Records excerpted from a collection =
▬▬▬▬▬▬▬▬▬▬
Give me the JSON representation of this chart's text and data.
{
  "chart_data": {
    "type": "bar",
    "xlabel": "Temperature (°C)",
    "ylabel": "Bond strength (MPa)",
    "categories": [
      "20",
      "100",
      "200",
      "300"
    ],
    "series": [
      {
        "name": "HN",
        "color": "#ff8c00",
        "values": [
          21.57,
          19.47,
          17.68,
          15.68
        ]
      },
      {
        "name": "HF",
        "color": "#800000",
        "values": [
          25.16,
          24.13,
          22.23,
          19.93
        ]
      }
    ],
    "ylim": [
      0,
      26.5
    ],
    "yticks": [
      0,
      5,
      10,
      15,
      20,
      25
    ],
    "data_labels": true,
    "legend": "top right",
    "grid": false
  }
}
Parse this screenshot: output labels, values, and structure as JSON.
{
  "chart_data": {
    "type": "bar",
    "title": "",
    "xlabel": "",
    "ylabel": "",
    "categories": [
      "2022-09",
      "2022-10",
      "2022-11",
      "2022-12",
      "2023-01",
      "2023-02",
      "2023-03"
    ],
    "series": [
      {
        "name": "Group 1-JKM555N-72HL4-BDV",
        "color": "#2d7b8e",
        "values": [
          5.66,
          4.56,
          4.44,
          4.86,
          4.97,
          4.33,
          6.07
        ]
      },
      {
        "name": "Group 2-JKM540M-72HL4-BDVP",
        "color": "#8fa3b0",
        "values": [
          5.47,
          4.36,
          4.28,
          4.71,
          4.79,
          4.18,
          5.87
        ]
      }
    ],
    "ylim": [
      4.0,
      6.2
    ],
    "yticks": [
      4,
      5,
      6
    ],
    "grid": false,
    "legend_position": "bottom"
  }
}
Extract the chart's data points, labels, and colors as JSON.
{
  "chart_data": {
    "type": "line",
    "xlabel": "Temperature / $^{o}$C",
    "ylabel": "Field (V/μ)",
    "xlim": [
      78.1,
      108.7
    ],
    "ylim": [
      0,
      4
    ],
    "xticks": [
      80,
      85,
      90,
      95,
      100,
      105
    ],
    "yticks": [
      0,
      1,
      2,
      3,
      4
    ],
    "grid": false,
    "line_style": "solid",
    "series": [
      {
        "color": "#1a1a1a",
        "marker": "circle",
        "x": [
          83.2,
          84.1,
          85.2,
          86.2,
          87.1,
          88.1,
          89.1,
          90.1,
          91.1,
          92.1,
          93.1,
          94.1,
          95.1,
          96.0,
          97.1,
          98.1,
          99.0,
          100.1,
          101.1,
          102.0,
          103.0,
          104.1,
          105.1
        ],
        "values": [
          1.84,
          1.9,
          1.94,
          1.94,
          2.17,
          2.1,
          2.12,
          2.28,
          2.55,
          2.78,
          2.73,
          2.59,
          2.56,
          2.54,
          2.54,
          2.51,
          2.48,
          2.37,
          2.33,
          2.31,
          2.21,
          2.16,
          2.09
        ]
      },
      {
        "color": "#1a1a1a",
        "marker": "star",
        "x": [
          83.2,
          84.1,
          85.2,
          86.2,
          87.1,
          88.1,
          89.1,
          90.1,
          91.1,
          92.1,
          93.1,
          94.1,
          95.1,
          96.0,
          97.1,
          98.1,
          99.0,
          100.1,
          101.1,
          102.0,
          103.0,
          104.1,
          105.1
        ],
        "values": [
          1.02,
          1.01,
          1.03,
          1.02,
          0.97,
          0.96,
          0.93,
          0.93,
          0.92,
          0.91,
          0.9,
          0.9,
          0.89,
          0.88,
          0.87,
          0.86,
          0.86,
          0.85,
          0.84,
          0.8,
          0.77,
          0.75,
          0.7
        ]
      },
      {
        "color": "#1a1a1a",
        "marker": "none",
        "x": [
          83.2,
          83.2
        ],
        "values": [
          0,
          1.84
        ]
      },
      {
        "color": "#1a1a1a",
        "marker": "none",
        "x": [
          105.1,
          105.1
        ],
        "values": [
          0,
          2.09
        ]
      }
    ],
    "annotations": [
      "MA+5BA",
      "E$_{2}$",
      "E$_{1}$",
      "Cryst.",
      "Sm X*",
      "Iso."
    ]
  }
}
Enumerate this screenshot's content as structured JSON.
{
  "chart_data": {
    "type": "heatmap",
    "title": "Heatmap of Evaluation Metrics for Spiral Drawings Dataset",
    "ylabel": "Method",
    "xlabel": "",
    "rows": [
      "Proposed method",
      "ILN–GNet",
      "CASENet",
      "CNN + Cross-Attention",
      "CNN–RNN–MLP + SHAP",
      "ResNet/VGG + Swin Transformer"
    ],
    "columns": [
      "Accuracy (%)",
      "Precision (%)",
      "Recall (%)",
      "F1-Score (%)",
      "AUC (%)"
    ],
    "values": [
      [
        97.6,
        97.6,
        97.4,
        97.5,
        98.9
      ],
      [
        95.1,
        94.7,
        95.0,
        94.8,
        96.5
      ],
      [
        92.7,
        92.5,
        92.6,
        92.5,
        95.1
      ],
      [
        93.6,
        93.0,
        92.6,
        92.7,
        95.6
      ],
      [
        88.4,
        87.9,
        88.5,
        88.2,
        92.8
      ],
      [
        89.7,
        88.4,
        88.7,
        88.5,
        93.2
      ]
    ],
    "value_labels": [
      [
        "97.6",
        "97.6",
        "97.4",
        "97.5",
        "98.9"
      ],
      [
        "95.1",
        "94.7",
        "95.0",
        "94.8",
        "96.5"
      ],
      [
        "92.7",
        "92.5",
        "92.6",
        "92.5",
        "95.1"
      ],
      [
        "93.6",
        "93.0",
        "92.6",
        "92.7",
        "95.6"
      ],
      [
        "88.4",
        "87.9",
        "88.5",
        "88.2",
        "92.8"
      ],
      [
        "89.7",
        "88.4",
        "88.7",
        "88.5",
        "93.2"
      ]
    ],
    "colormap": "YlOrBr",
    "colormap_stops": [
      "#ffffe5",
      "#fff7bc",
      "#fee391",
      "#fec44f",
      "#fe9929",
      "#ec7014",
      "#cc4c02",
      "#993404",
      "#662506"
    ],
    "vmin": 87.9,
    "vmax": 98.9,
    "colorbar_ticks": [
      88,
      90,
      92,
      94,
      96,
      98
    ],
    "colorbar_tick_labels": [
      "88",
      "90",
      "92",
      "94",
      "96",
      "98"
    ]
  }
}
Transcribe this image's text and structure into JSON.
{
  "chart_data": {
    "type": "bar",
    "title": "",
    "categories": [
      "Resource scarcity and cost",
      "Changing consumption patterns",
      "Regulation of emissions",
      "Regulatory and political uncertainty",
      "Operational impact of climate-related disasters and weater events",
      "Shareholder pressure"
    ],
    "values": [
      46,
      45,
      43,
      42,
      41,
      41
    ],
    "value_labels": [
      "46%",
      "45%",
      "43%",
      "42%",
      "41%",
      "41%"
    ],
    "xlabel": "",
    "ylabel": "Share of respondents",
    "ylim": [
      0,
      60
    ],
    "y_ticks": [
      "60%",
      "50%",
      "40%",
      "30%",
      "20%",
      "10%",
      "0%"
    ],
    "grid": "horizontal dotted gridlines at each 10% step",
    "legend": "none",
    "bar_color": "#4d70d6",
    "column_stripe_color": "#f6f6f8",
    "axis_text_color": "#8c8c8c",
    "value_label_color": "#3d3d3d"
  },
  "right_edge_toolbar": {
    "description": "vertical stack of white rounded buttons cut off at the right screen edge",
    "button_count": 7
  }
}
▬▬▬▬▬▬▬▬▬▬
Problem details = What is the number of lines in the records that contain "JSON"? Give that number only.

Response for this exercise = 5